### Stated exercise
Below is a block of records; reproduce all of them exactly and leave out any pictures.

— START Exercise input —

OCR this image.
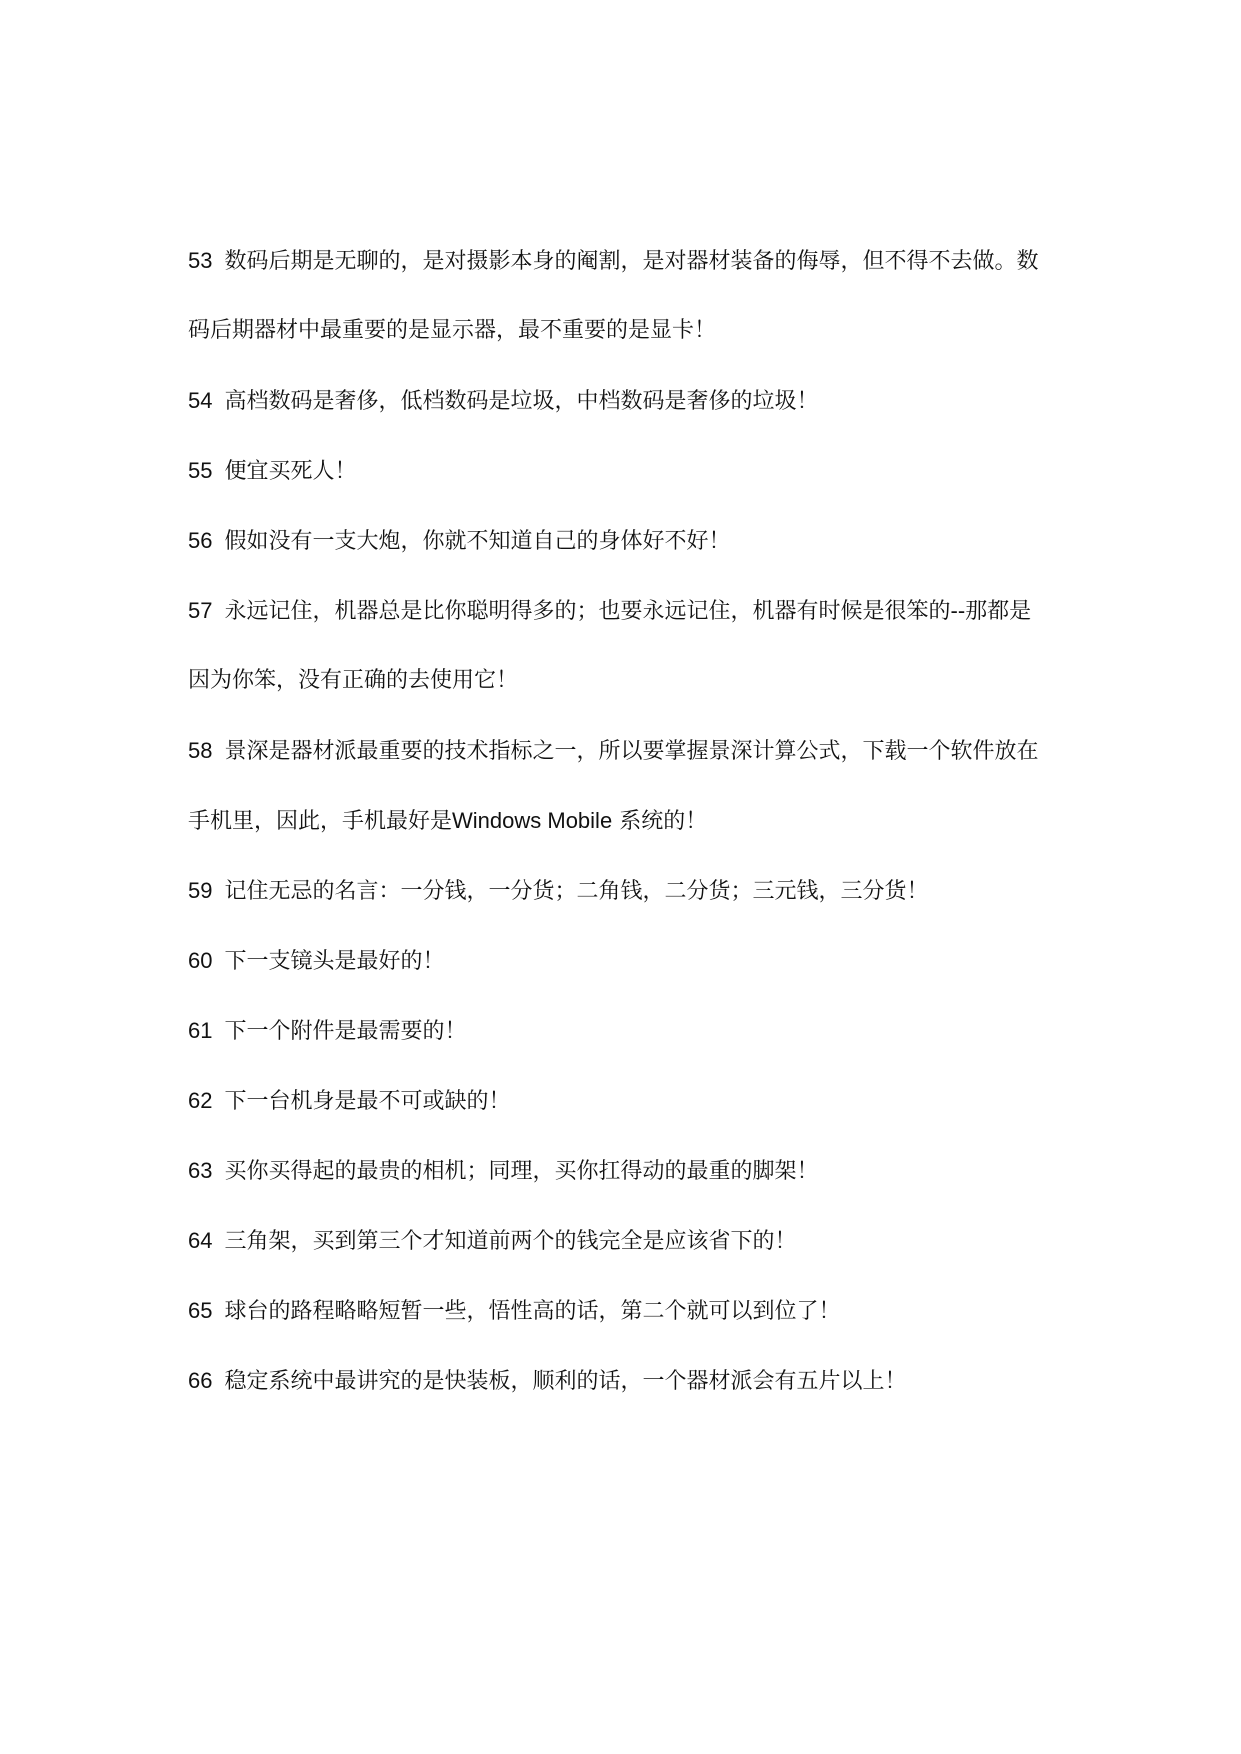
53 数码后期是无聊的，是对摄影本身的阉割，是对器材装备的侮辱，但不得不去做。数
码后期器材中最重要的是显示器，最不重要的是显卡！
54 高档数码是奢侈，低档数码是垃圾，中档数码是奢侈的垃圾！
55 便宜买死人！
56 假如没有一支大炮，你就不知道自己的身体好不好！
57 永远记住，机器总是比你聪明得多的；也要永远记住，机器有时候是很笨的--那都是
因为你笨，没有正确的去使用它！
58 景深是器材派最重要的技术指标之一，所以要掌握景深计算公式，下载一个软件放在
手机里，因此，手机最好是Windows Mobile 系统的！
59 记住无忌的名言：一分钱，一分货；二角钱，二分货；三元钱，三分货！
60 下一支镜头是最好的！
61 下一个附件是最需要的！
62 下一台机身是最不可或缺的！
63 买你买得起的最贵的相机；同理，买你扛得动的最重的脚架！
64 三角架，买到第三个才知道前两个的钱完全是应该省下的！
65 球台的路程略略短暂一些，悟性高的话，第二个就可以到位了！
66 稳定系统中最讲究的是快装板，顺利的话，一个器材派会有五片以上！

— END Exercise input —

### Answer below
OCR this image.
53 数码后期是无聊的，是对摄影本身的阉割，是对器材装备的侮辱，但不得不去做。数
码后期器材中最重要的是显示器，最不重要的是显卡！
54 高档数码是奢侈，低档数码是垃圾，中档数码是奢侈的垃圾！
55 便宜买死人！
56 假如没有一支大炮，你就不知道自己的身体好不好！
57 永远记住，机器总是比你聪明得多的；也要永远记住，机器有时候是很笨的--那都是
因为你笨，没有正确的去使用它！
58 景深是器材派最重要的技术指标之一，所以要掌握景深计算公式，下载一个软件放在
手机里，因此，手机最好是Windows Mobile 系统的！
59 记住无忌的名言：一分钱，一分货；二角钱，二分货；三元钱，三分货！
60 下一支镜头是最好的！
61 下一个附件是最需要的！
62 下一台机身是最不可或缺的！
63 买你买得起的最贵的相机；同理，买你扛得动的最重的脚架！
64 三角架，买到第三个才知道前两个的钱完全是应该省下的！
65 球台的路程略略短暂一些，悟性高的话，第二个就可以到位了！
66 稳定系统中最讲究的是快装板，顺利的话，一个器材派会有五片以上！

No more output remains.